§ Aufgabenstellung:
Beantworte diese Fragen zum Text über das Wandern:
1. Welche Geräusche will die schreibende Person beim Spazierengehen am liebsten als einzige wahrnehmen?
2. Von welcher Marke stammt das Paar Wanderschuhe, das am Ende gefunden wurde?
3. Zwischen welchen zwei Farbkombinationen bestand die Wahl?

§ Ausgewählter Textauszug:
________________
Wandern: Zwischen Entspannung und Blasen an den Fersen

Ich liebe es spazieren zu gehen, am liebsten in der Natur, im Wald, an einem Fluss entlang und am liebsten so, dass ich keine anderen Geräusche wahrnehme als das Vogelgezwitscher und den Wind, der durch die Blätter weht.

Die Wanderschuhe
Wandern, die etwas ausgedehntere Variante von spazieren gehen begleitet mich schon eine Weile (seit Kindesbeinen um genau zu sein und damals fand ich das semi-toll, je nach Laune auch mal gut bis sehr gut), aber war in den letzten Jahren eine eher selten ausgeübte Aktivität. Dennoch (auch im Zuge weiterer geplanter Wandertouren) lag es nahe, sich endlich mal ein gutes Paar Wanderschuhe zu kaufen. Wie bei anderen Schuhen für spezielle Aktivitäten (Reiten, Joggen, Ballett,…), benötigt man nämlich auch für das Wandern besonderes Schuhwerk. Hier wird dann von Wald- und Wiesen-Wanderschuhen bis hin zu Hardcore-Bergsteiger-Wanderschuhen, von wasserdicht mit Gore-Tex bis hin zum geschmeidigen Volllederschuh mit unterschiedlichsten Fußbreiten so ziemlich alles angeboten. Nach zwei Besuchen im Fachhandel und weiteren Recherchen im Internet (nach einiger Zeit war ich dann schon Halbexperte im Gebiet Schuhsohlen von Wanderschuhen auf Stein und Waldweg), hatte ich endlich ein Paar von Lowa gefunden, das die meisten Anforderungen erfüllt und auch wenn die Farbe beim Wandern keine Rolle spielt: Die Wahl zwischen der Kombination dunkelblau/lila und schiefer/türkis weckte die modebewusste Seite an mir dann doch.
________________
§ Datensätze:
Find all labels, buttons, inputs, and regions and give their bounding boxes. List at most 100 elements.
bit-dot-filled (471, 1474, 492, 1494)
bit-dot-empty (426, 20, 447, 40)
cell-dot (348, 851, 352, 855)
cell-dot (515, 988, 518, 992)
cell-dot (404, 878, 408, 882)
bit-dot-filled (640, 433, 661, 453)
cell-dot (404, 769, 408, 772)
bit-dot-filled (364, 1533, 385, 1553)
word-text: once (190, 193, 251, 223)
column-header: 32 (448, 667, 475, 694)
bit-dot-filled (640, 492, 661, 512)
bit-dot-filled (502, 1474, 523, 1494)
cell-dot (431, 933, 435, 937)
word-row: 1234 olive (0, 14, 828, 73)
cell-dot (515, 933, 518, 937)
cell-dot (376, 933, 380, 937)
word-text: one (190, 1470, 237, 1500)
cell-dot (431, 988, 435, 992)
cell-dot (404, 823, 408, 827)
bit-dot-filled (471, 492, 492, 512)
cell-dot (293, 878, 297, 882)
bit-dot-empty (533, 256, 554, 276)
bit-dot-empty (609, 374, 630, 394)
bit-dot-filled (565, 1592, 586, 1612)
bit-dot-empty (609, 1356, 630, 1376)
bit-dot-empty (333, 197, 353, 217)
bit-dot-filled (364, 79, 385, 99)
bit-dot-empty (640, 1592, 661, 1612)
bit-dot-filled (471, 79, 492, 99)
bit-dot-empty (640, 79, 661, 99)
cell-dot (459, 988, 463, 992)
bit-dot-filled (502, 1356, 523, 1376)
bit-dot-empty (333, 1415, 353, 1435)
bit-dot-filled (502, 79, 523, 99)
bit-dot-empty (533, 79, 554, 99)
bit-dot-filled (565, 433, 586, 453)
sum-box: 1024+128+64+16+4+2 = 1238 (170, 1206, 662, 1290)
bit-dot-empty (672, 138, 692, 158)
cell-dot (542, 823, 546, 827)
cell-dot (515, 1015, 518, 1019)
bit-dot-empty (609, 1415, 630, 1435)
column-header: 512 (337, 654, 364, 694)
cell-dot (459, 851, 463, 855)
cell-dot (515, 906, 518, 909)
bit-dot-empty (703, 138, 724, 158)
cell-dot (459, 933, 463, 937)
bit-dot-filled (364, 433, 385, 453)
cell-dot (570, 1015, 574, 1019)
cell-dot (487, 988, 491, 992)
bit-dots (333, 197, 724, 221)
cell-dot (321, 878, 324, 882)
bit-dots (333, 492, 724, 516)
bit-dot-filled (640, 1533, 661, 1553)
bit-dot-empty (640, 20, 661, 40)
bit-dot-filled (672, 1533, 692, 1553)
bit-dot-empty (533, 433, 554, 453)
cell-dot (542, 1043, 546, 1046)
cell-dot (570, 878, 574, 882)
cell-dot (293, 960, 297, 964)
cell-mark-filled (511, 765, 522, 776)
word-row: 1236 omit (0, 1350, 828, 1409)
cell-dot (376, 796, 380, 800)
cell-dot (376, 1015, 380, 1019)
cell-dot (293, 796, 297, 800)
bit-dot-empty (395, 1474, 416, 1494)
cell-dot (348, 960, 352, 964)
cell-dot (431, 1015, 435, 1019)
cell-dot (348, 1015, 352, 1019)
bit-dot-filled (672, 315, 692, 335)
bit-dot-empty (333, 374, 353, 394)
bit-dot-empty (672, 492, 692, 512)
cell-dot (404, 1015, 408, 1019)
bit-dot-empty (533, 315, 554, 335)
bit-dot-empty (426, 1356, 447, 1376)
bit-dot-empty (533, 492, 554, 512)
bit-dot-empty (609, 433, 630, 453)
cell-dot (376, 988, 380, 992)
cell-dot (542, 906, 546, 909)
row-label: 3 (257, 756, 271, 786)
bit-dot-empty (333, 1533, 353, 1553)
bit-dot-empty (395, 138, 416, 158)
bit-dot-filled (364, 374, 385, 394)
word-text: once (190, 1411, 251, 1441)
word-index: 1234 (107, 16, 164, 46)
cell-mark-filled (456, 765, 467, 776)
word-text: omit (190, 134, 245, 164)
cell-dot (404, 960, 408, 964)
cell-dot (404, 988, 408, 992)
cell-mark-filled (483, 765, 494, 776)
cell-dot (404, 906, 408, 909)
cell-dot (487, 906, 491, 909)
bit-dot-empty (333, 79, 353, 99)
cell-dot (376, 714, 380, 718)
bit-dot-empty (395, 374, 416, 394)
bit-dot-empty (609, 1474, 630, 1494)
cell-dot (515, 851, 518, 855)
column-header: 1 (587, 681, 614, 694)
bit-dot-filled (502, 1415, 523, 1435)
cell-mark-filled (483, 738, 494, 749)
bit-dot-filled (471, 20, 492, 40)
________________
§ Antwort:
1. Das Vogelgezwitscher und den Wind, der durch die Blätter weht.
2. Von Lowa.
3. Zwischen dunkelblau/lila und schiefer/türkis.